[Request] Copy out the lines below word for word, but leave the pictures out.

(Entries taken from a collection)
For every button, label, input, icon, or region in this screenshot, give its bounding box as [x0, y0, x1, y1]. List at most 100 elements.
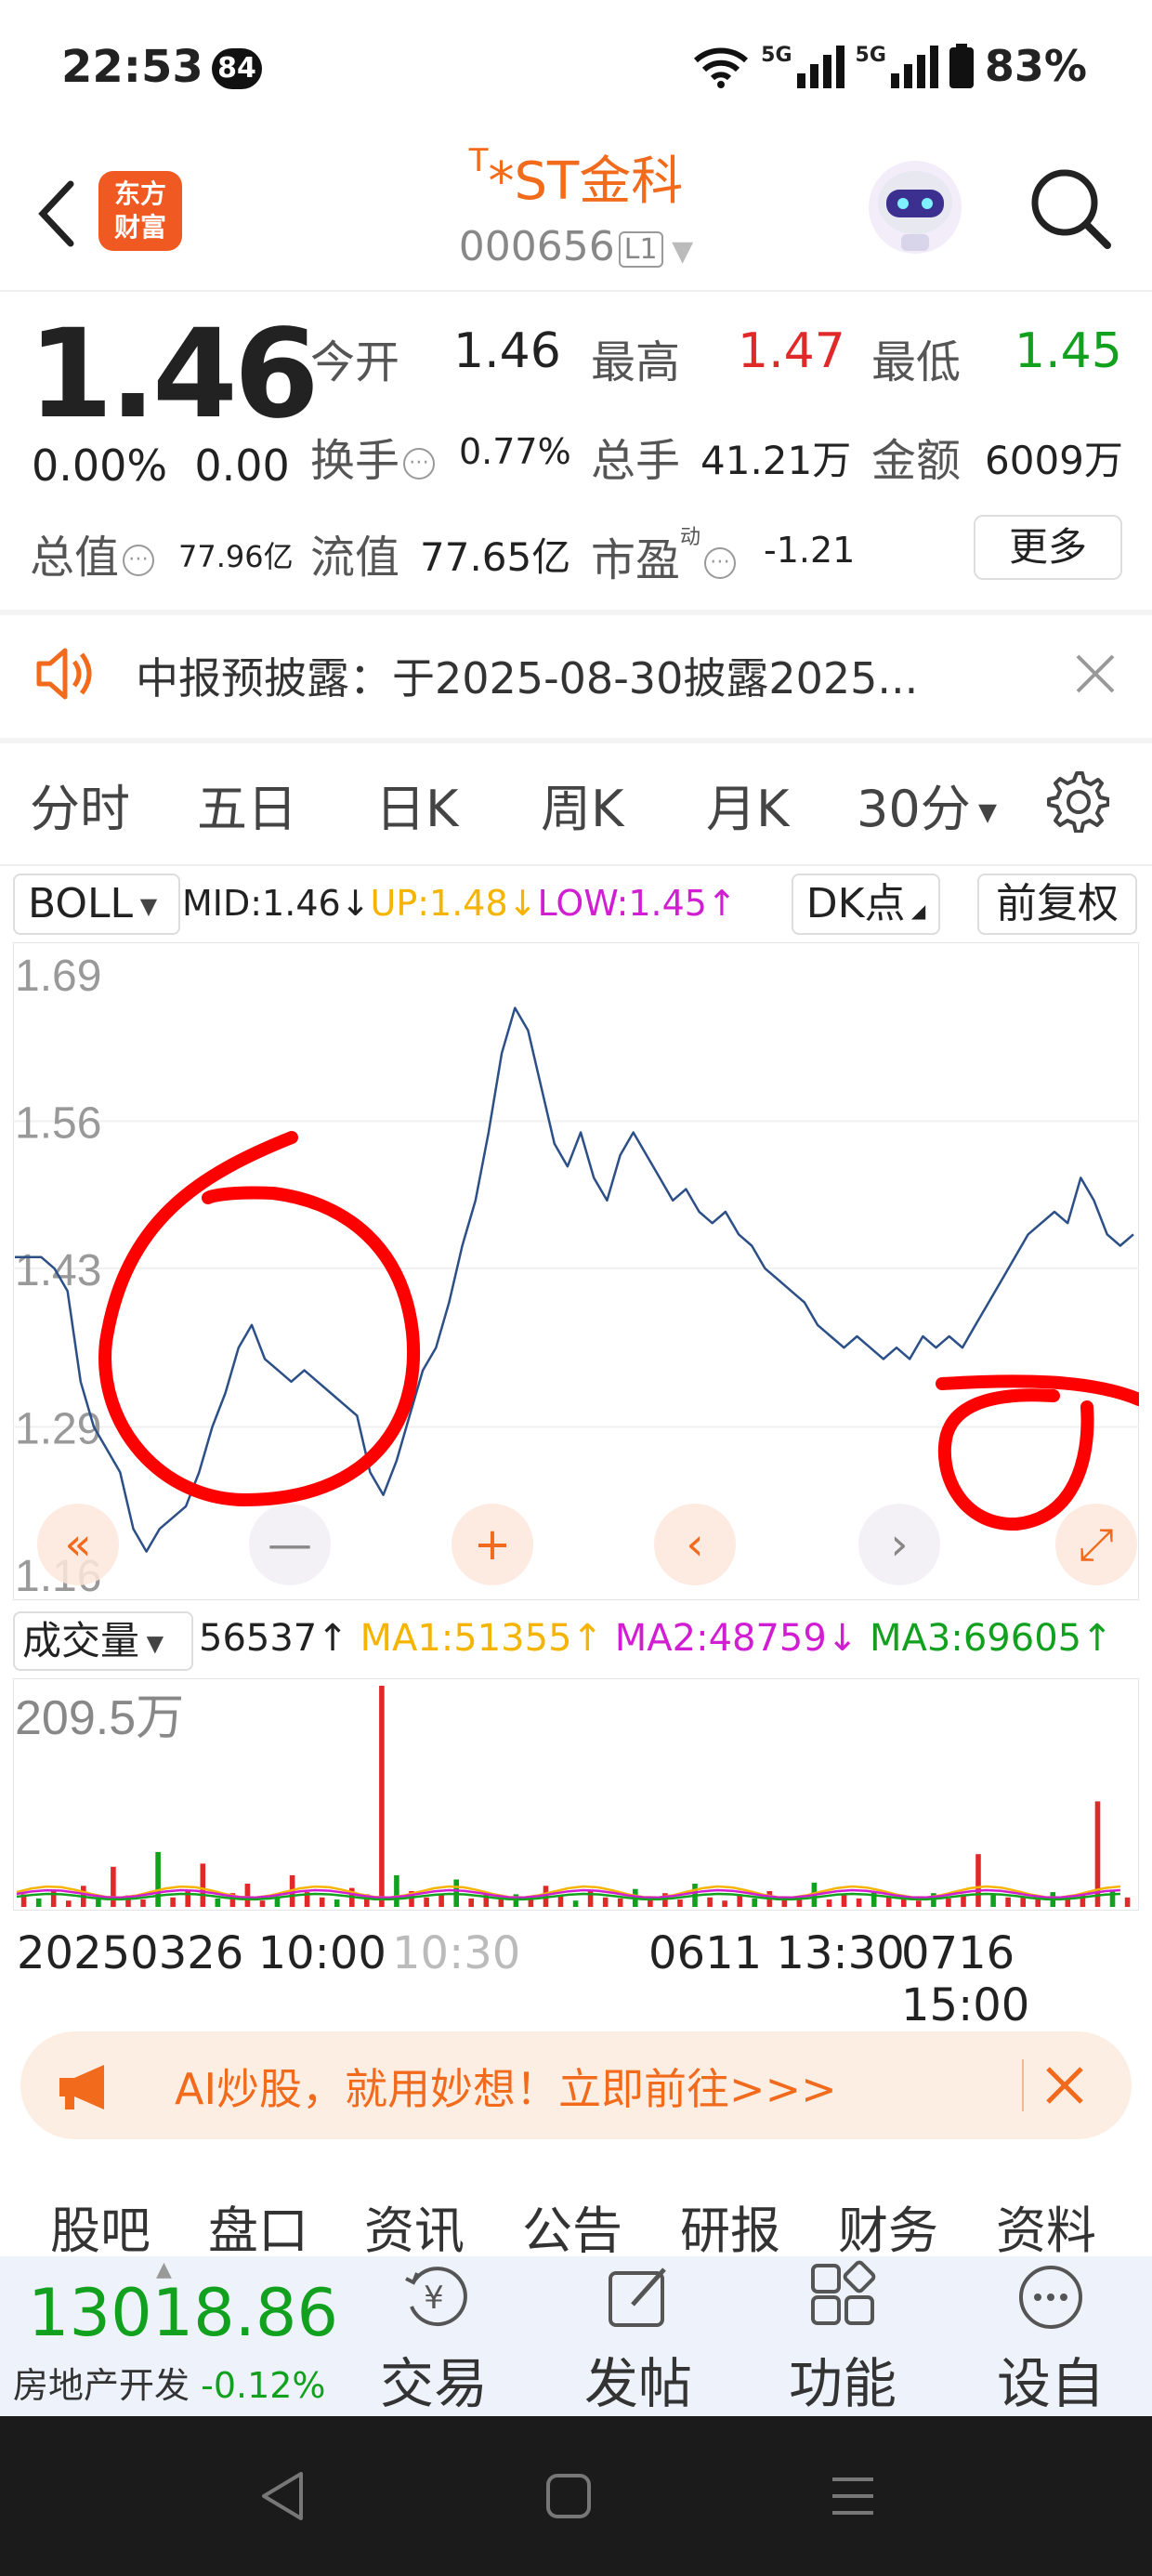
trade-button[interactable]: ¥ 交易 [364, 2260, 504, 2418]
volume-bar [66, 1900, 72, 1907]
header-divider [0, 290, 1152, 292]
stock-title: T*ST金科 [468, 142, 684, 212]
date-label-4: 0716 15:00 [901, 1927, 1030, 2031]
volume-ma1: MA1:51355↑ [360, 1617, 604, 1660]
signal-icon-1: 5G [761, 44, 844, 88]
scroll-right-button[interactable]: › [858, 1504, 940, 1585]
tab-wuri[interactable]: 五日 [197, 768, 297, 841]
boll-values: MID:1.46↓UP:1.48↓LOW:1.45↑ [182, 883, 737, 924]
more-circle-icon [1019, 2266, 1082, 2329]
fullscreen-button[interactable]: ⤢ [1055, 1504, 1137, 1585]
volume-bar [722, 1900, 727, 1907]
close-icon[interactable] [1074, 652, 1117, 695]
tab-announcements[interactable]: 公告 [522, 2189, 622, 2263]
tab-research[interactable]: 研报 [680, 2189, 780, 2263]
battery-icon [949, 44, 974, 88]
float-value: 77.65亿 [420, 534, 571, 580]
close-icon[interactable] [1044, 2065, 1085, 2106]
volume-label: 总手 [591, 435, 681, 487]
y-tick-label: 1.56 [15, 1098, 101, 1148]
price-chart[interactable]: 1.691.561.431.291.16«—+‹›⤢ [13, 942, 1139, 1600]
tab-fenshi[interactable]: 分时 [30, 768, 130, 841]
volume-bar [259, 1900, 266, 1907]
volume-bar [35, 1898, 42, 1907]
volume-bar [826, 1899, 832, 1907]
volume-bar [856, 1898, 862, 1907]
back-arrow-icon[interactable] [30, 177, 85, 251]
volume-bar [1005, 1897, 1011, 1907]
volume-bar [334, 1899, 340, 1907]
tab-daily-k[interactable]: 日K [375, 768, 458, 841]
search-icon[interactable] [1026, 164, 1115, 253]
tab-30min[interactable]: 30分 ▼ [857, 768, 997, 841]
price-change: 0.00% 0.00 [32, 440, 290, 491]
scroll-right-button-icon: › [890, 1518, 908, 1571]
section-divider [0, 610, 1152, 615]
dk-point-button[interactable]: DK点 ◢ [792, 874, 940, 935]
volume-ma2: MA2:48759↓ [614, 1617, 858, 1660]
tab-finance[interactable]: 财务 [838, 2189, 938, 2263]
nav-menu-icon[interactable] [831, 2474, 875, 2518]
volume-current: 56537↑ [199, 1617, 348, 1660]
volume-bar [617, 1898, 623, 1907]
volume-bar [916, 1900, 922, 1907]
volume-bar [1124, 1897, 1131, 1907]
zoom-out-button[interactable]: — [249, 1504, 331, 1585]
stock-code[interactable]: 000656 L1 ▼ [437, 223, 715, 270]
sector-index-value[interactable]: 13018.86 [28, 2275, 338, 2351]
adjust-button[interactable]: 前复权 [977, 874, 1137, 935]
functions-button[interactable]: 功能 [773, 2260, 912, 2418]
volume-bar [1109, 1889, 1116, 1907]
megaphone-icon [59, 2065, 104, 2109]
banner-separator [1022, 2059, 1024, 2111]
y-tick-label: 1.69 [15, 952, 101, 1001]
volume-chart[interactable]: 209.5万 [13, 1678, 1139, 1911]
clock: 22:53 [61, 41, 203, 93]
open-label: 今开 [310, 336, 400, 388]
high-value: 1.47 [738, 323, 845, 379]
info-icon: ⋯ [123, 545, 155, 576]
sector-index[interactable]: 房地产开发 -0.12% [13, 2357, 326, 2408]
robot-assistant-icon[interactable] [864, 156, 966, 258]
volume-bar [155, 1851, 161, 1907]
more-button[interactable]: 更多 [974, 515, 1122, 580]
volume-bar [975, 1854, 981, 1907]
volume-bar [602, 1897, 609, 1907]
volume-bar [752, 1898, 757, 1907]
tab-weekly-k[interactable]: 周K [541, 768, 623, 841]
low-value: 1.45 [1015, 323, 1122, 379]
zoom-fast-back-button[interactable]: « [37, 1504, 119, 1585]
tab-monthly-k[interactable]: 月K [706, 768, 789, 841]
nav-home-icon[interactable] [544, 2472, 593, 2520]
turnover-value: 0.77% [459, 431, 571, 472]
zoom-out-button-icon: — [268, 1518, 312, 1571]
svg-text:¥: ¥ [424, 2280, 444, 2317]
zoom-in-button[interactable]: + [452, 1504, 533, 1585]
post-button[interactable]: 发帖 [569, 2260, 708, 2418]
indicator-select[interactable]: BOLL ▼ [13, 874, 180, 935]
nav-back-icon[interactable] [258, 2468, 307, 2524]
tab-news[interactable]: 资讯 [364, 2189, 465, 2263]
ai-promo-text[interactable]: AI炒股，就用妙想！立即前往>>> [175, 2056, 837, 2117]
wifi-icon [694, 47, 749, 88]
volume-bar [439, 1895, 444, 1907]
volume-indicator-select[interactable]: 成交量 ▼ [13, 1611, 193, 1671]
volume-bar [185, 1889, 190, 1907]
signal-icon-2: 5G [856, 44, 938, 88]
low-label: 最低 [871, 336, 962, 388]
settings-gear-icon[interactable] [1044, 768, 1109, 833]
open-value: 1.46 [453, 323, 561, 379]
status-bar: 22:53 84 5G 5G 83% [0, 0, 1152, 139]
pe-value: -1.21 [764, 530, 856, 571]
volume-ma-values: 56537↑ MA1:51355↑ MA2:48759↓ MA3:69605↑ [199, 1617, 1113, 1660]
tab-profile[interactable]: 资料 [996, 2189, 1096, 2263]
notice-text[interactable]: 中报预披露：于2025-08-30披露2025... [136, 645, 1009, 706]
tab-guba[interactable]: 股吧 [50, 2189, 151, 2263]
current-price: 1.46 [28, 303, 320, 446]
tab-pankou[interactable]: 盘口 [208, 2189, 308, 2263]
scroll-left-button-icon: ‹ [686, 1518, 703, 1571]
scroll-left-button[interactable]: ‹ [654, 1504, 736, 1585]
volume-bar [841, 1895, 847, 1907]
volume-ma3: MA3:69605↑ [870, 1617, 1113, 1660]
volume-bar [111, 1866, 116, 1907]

[Complete output]
For every button, label, input, icon, or region in this screenshot, give its bounding box as [x0, y0, x1, y1]. List at most 100 elements.
trade-button[interactable]: ¥ 交易 [364, 2260, 504, 2418]
volume-bar [66, 1900, 72, 1907]
header-divider [0, 290, 1152, 292]
stock-title: T*ST金科 [468, 142, 684, 212]
date-label-4: 0716 15:00 [901, 1927, 1030, 2031]
volume-ma1: MA1:51355↑ [360, 1617, 604, 1660]
signal-icon-1: 5G [761, 44, 844, 88]
scroll-right-button[interactable]: › [858, 1504, 940, 1585]
tab-wuri[interactable]: 五日 [197, 768, 297, 841]
boll-values: MID:1.46↓UP:1.48↓LOW:1.45↑ [182, 883, 737, 924]
more-circle-icon [1019, 2266, 1082, 2329]
fullscreen-button[interactable]: ⤢ [1055, 1504, 1137, 1585]
volume-bar [722, 1900, 727, 1907]
close-icon[interactable] [1074, 652, 1117, 695]
tab-announcements[interactable]: 公告 [522, 2189, 622, 2263]
tab-research[interactable]: 研报 [680, 2189, 780, 2263]
battery-icon [949, 44, 974, 88]
float-value: 77.65亿 [420, 534, 571, 580]
close-icon[interactable] [1044, 2065, 1085, 2106]
volume-label: 总手 [591, 435, 681, 487]
y-tick-label: 1.56 [15, 1098, 101, 1148]
price-chart[interactable]: 1.691.561.431.291.16«—+‹›⤢ [13, 942, 1139, 1600]
tab-fenshi[interactable]: 分时 [30, 768, 130, 841]
volume-bar [259, 1900, 266, 1907]
volume-bar [35, 1898, 42, 1907]
volume-bar [826, 1899, 832, 1907]
volume-bar [856, 1898, 862, 1907]
back-arrow-icon[interactable] [30, 177, 85, 251]
volume-bar [1005, 1897, 1011, 1907]
volume-bar [334, 1899, 340, 1907]
tab-daily-k[interactable]: 日K [375, 768, 458, 841]
search-icon[interactable] [1026, 164, 1115, 253]
tab-30min[interactable]: 30分 ▼ [857, 768, 997, 841]
price-change: 0.00% 0.00 [32, 440, 290, 491]
scroll-right-button-icon: › [890, 1518, 908, 1571]
section-divider [0, 610, 1152, 615]
dk-point-button[interactable]: DK点 ◢ [792, 874, 940, 935]
volume-ma2: MA2:48759↓ [614, 1617, 858, 1660]
tab-finance[interactable]: 财务 [838, 2189, 938, 2263]
nav-menu-icon[interactable] [831, 2474, 875, 2518]
volume-current: 56537↑ [199, 1617, 348, 1660]
volume-bar [617, 1898, 623, 1907]
volume-bar [916, 1900, 922, 1907]
volume-bar [1124, 1897, 1131, 1907]
zoom-out-button[interactable]: — [249, 1504, 331, 1585]
stock-code[interactable]: 000656 L1 ▼ [437, 223, 715, 270]
sector-index-value[interactable]: 13018.86 [28, 2275, 338, 2351]
adjust-button[interactable]: 前复权 [977, 874, 1137, 935]
functions-button[interactable]: 功能 [773, 2260, 912, 2418]
volume-bar [1109, 1889, 1116, 1907]
megaphone-icon [59, 2065, 104, 2109]
banner-separator [1022, 2059, 1024, 2111]
y-tick-label: 1.69 [15, 952, 101, 1001]
volume-chart[interactable]: 209.5万 [13, 1678, 1139, 1911]
clock: 22:53 [61, 41, 203, 93]
open-label: 今开 [310, 336, 400, 388]
high-value: 1.47 [738, 323, 845, 379]
info-icon: ⋯ [123, 545, 155, 576]
sector-index[interactable]: 房地产开发 -0.12% [13, 2357, 326, 2408]
robot-assistant-icon[interactable] [864, 156, 966, 258]
volume-bar [155, 1851, 161, 1907]
more-button[interactable]: 更多 [974, 515, 1122, 580]
volume-bar [975, 1854, 981, 1907]
volume-bar [602, 1897, 609, 1907]
volume-bar [752, 1898, 757, 1907]
tab-weekly-k[interactable]: 周K [541, 768, 623, 841]
low-value: 1.45 [1015, 323, 1122, 379]
zoom-fast-back-button[interactable]: « [37, 1504, 119, 1585]
tab-monthly-k[interactable]: 月K [706, 768, 789, 841]
nav-home-icon[interactable] [544, 2472, 593, 2520]
turnover-value: 0.77% [459, 431, 571, 472]
zoom-out-button-icon: — [268, 1518, 312, 1571]
svg-text:¥: ¥ [424, 2280, 444, 2317]
zoom-in-button[interactable]: + [452, 1504, 533, 1585]
post-button[interactable]: 发帖 [569, 2260, 708, 2418]
indicator-select[interactable]: BOLL ▼ [13, 874, 180, 935]
nav-back-icon[interactable] [258, 2468, 307, 2524]
tab-news[interactable]: 资讯 [364, 2189, 465, 2263]
ai-promo-text[interactable]: AI炒股，就用妙想！立即前往>>> [175, 2056, 837, 2117]
wifi-icon [694, 47, 749, 88]
volume-bar [439, 1895, 444, 1907]
volume-indicator-select[interactable]: 成交量 ▼ [13, 1611, 193, 1671]
volume-bar [185, 1889, 190, 1907]
signal-icon-2: 5G [856, 44, 938, 88]
low-label: 最低 [871, 336, 962, 388]
settings-gear-icon[interactable] [1044, 768, 1109, 833]
open-value: 1.46 [453, 323, 561, 379]
status-bar: 22:53 84 5G 5G 83% [0, 0, 1152, 139]
pe-value: -1.21 [764, 530, 856, 571]
volume-ma-values: 56537↑ MA1:51355↑ MA2:48759↓ MA3:69605↑ [199, 1617, 1113, 1660]
tab-profile[interactable]: 资料 [996, 2189, 1096, 2263]
notice-text[interactable]: 中报预披露：于2025-08-30披露2025... [136, 645, 1009, 706]
tab-guba[interactable]: 股吧 [50, 2189, 151, 2263]
current-price: 1.46 [28, 303, 320, 446]
tab-pankou[interactable]: 盘口 [208, 2189, 308, 2263]
scroll-left-button-icon: ‹ [686, 1518, 703, 1571]
scroll-left-button[interactable]: ‹ [654, 1504, 736, 1585]
volume-bar [841, 1895, 847, 1907]
volume-ma3: MA3:69605↑ [870, 1617, 1113, 1660]
volume-bar [111, 1866, 116, 1907]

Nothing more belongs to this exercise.